══ Provided passage ══

2007 Report on International Religious Freedom - Norway
|Publisher||United States Department of State|
|Author||Bureau of Democracy, Human Rights and Labor|
|Publication Date||14 September 2007|
|Cite as||United States Department of State, 2007 Report on International Religious Freedom - Norway, 14 September 2007, available at: http://www.refworld.org/docid/46ee678c6e.html [accessed 5 December 2016]|
|Disclaimer||This is not a UNHCR publication. UNHCR is not responsible for, nor does it necessarily endorse, its content. Any views expressed are solely those of the author or publisher and do not necessarily reflect those of UNHCR, the United Nations or its Member States.|
Released by the Bureau of Democracy, Human Rights, and Labor
The Constitution provides for freedom of religion, and the Government generally respected this right in practice. The Evangelical Lutheran Church of Norway, the state church, enjoys some benefits not available to other religious groups.
There was no change in the status of respect for religious freedom by the Government during the period covered by this report, and government policy continued to contribute to the generally free practice of religion.
There were very few reports of societal abuses or discrimination based on religious belief or practice.
The U.S. Government discusses religious freedom issues with the Government as part of its overall policy to promote human rights.
Section I. Religious Demography
The country has an area of approximately 150,000 square miles and a population of 4.6 million. Citizens are considered to be members of the state church, the Evangelical Lutheran Church of Norway, unless they explicitly note otherwise. For example, citizens may elect to associate themselves with another denomination, nonreligious organization (e.g., the Norwegian Humanist Association), or no religious affiliation at all. An estimated 85 percent of the population (3.9 million persons) nominally belongs to the state church. However, actual church attendance is quite low.
Other religious groups operate freely and include various Protestant Christian denominations (129,761 members), Muslims (72,023), and Roman Catholics (46,440). Buddhists, Jews, Orthodox Christians, Sikhs, and Hindus are present in very small numbers, together comprising less than 1 percent of the population. The Norwegian Humanist Association – the only national organization for those who did not formally practice any religion, including atheists – has 76,470 registered members. The Government estimated that an additional 6.7 percent of the population (approximately 252,000 persons) does not formally practice religion.
The majority of European and American immigrants, who make up approximately half of the foreign-born population, are either Christian or nonreligious, with the exception of Muslim refugees from Bosnia-Herzegovina and Kosovo. Most non-Western immigrants practice Islam, Buddhism, Christianity, or Hinduism. Foreign missionaries and other religious workers operate freely.
Of religious minority members, 42 percent are concentrated in the Oslo metropolitan area, including 76 percent of Muslims and most of the Buddhist community.
Section II. Status of Religious Freedom
The Constitution provides for freedom of religion, and the Government generally respected this right in practice. The Government at all levels sought to protect this right in full and did not tolerate its abuse, either by governmental or private actors.

═══

• [Problems to solve]
1. Reproduce the part of the Norway religious freedom report that opens with the words containing "There was no" and closes with "practice of religion.".
2. Answer these questions using the Norway religious freedom report:
(a) How many registered members does the Norwegian Humanist Association have?
(b) What percentage of religious minority members are concentrated in the Oslo metropolitan area?
(c) On what date was the report published?
3. Resume the Norway religious freedom report after its last sentence.

══ Source excerpt ══

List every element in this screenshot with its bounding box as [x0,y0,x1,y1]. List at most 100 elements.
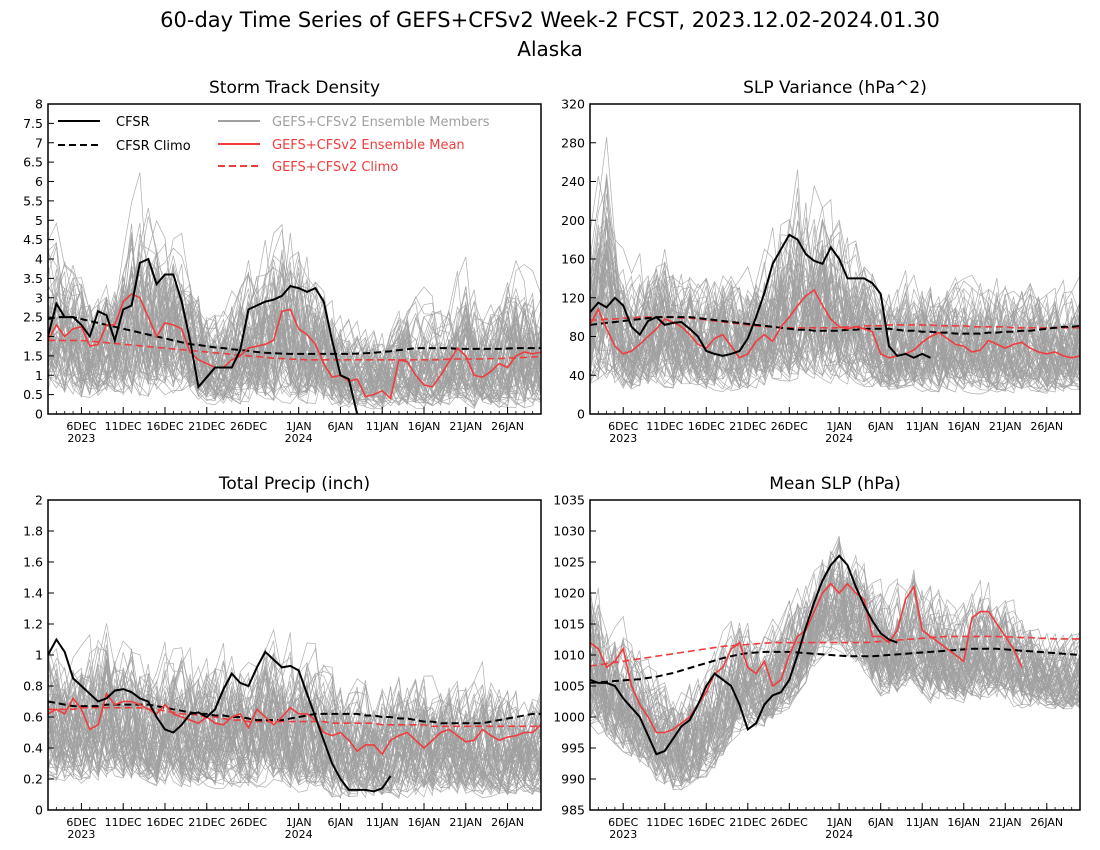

═══

• [Expected outputs]
1.
There was no change in the status of respect for religious freedom by the Government during the period covered by this report, and government policy continued to contribute to the generally free practice of religion.

2.
(a) 76,470
(b) 42 percent
(c) 14 September 2007

3.
The Evangelical Lutheran Church of Norway is the state church. The state supports it financially, and there is a constitutional requirement that the King and at least one-half of the cabinet belong to this church.
On January 1, 2006, the Government established an Equality and Anti-Discrimination Ombudsman and an Anti-Discrimination Tribunal to deal with such human rights issues. In March 2007 the Ombudsman began evaluating a case involving the Church of Norway's bishop in Oslo, who publicly refused to admit gay priests into the diocese. The bishop's refusal of one applicant was brought before the Oslo Diocese Council and overturned. By the end of the reporting period, the Ombudsman had not rendered a decision on the matter. During the reporting period, political parties and the media extensively debated the issue.
On March 14, 2006, the U.N. Human Rights Committee voiced concern that a section of the Constitution is incompatible with article 18 of the International Covenant on Civil and Political Rights (ICCPR). That section concerns the constitutional provision that individuals professing the Evangelical Lutheran religion must raise their children in that faith.
Church officials and some politicians spoke in favor of greater separation in the state-church relationship. In 2003 the Government appointed an official State-Church Commission to review the future of the state-church relationship. The commission's purpose was to ascertain whether the state-church system should be maintained, reformed, or discontinued. The commission had its own secretariat and included members from several areas of society, including different church groups and other religious groups, politicians, legal experts, and the Sami people.
On January 31, 2006, the commission presented its assessment. Most members recommended that the existing state-church system be abolished. The Storting (Parliament) was expected to make a final decision in 2008, based upon the commission's assessment.
A religious community must register with the Government only if it desires state support, which is provided to all registered denominations in proportion to their membership.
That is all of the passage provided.